*Stated problem:*
Repeat the records verbatim and leave the pictures out of your copy.
◇ ◇ ◇ ◇ ◇ ◇ ◇
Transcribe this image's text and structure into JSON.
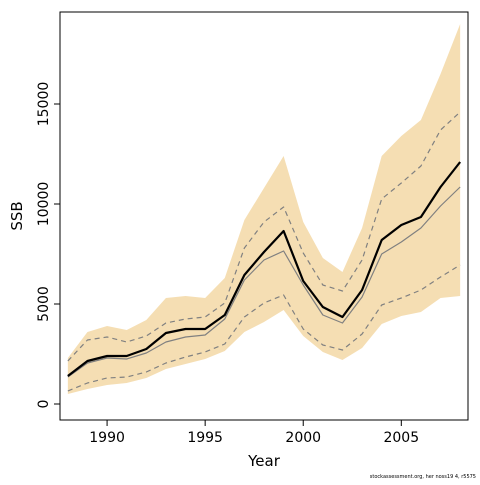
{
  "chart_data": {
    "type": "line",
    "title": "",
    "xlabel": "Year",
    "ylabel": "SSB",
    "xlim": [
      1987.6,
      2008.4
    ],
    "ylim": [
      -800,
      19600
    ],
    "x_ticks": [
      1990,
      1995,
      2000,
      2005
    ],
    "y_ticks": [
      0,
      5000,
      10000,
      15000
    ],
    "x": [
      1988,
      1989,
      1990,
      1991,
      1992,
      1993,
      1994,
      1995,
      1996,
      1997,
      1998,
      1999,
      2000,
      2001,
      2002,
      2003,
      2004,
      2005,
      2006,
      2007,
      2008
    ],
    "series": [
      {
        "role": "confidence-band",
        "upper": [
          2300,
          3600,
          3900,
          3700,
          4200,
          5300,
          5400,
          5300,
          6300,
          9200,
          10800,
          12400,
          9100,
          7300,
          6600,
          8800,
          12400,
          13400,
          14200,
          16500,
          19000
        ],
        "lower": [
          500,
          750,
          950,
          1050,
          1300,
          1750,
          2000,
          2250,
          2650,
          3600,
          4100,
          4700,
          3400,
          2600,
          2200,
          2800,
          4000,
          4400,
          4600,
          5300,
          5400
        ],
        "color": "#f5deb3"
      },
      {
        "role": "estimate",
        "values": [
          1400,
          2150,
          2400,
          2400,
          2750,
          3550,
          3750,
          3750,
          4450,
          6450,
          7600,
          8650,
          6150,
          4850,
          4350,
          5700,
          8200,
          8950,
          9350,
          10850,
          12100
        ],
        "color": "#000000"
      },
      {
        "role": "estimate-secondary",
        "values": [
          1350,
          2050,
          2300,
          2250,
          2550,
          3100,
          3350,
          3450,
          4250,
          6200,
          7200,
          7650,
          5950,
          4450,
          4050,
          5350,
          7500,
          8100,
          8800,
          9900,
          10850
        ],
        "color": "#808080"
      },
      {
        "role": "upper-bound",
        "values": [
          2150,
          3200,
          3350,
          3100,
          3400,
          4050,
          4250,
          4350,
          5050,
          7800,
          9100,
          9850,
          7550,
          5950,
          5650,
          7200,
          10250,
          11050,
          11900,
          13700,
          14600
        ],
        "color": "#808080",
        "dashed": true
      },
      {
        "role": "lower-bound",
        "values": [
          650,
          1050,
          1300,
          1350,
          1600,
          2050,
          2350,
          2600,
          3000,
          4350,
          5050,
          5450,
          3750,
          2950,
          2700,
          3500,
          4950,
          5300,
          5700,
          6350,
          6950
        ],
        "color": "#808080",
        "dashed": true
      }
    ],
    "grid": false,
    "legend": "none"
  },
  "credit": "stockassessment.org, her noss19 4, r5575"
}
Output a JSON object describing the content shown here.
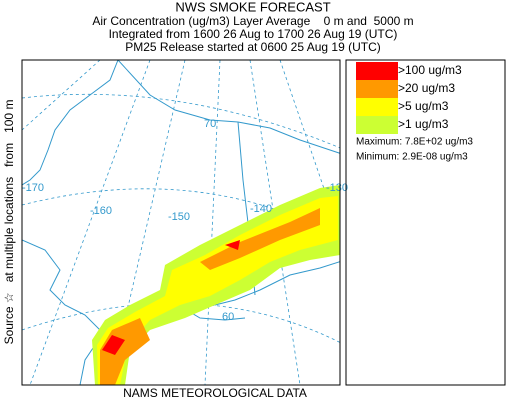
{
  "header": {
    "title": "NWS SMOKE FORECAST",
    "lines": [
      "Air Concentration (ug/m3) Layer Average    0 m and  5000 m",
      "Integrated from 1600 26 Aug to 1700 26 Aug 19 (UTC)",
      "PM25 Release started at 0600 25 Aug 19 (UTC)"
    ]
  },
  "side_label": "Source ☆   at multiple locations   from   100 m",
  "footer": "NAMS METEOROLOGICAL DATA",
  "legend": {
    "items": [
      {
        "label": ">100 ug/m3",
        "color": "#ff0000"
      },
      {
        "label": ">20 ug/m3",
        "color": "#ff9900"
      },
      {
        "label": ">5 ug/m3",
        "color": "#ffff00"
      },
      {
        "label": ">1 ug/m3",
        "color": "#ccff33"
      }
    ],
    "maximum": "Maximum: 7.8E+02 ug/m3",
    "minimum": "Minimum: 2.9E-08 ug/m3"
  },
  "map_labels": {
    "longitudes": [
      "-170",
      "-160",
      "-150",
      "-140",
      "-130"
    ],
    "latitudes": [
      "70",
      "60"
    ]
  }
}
◇ ◇ ◇ ◇ ◇ ◇ ◇
*Exercise response:*
Transcribe this image's text and structure into JSON.
{
  "chart_data": {
    "type": "line",
    "title": "",
    "xlabel": "Year",
    "ylabel": "SSB",
    "xlim": [
      1987.6,
      2008.4
    ],
    "ylim": [
      -800,
      19600
    ],
    "x_ticks": [
      1990,
      1995,
      2000,
      2005
    ],
    "y_ticks": [
      0,
      5000,
      10000,
      15000
    ],
    "x": [
      1988,
      1989,
      1990,
      1991,
      1992,
      1993,
      1994,
      1995,
      1996,
      1997,
      1998,
      1999,
      2000,
      2001,
      2002,
      2003,
      2004,
      2005,
      2006,
      2007,
      2008
    ],
    "series": [
      {
        "role": "confidence-band",
        "upper": [
          2300,
          3600,
          3900,
          3700,
          4200,
          5300,
          5400,
          5300,
          6300,
          9200,
          10800,
          12400,
          9100,
          7300,
          6600,
          8800,
          12400,
          13400,
          14200,
          16500,
          19000
        ],
        "lower": [
          500,
          750,
          950,
          1050,
          1300,
          1750,
          2000,
          2250,
          2650,
          3600,
          4100,
          4700,
          3400,
          2600,
          2200,
          2800,
          4000,
          4400,
          4600,
          5300,
          5400
        ],
        "color": "#f5deb3"
      },
      {
        "role": "estimate",
        "values": [
          1400,
          2150,
          2400,
          2400,
          2750,
          3550,
          3750,
          3750,
          4450,
          6450,
          7600,
          8650,
          6150,
          4850,
          4350,
          5700,
          8200,
          8950,
          9350,
          10850,
          12100
        ],
        "color": "#000000"
      },
      {
        "role": "estimate-secondary",
        "values": [
          1350,
          2050,
          2300,
          2250,
          2550,
          3100,
          3350,
          3450,
          4250,
          6200,
          7200,
          7650,
          5950,
          4450,
          4050,
          5350,
          7500,
          8100,
          8800,
          9900,
          10850
        ],
        "color": "#808080"
      },
      {
        "role": "upper-bound",
        "values": [
          2150,
          3200,
          3350,
          3100,
          3400,
          4050,
          4250,
          4350,
          5050,
          7800,
          9100,
          9850,
          7550,
          5950,
          5650,
          7200,
          10250,
          11050,
          11900,
          13700,
          14600
        ],
        "color": "#808080",
        "dashed": true
      },
      {
        "role": "lower-bound",
        "values": [
          650,
          1050,
          1300,
          1350,
          1600,
          2050,
          2350,
          2600,
          3000,
          4350,
          5050,
          5450,
          3750,
          2950,
          2700,
          3500,
          4950,
          5300,
          5700,
          6350,
          6950
        ],
        "color": "#808080",
        "dashed": true
      }
    ],
    "grid": false,
    "legend": "none"
  },
  "credit": "stockassessment.org, her noss19 4, r5575"
}
Output a JSON object describing the content shown here.
{
  "header": {
    "title": "NWS SMOKE FORECAST",
    "lines": [
      "Air Concentration (ug/m3) Layer Average    0 m and  5000 m",
      "Integrated from 1600 26 Aug to 1700 26 Aug 19 (UTC)",
      "PM25 Release started at 0600 25 Aug 19 (UTC)"
    ]
  },
  "side_label": "Source ☆   at multiple locations   from   100 m",
  "footer": "NAMS METEOROLOGICAL DATA",
  "legend": {
    "items": [
      {
        "label": ">100 ug/m3",
        "color": "#ff0000"
      },
      {
        "label": ">20 ug/m3",
        "color": "#ff9900"
      },
      {
        "label": ">5 ug/m3",
        "color": "#ffff00"
      },
      {
        "label": ">1 ug/m3",
        "color": "#ccff33"
      }
    ],
    "maximum": "Maximum: 7.8E+02 ug/m3",
    "minimum": "Minimum: 2.9E-08 ug/m3"
  },
  "map_labels": {
    "longitudes": [
      "-170",
      "-160",
      "-150",
      "-140",
      "-130"
    ],
    "latitudes": [
      "70",
      "60"
    ]
  }
}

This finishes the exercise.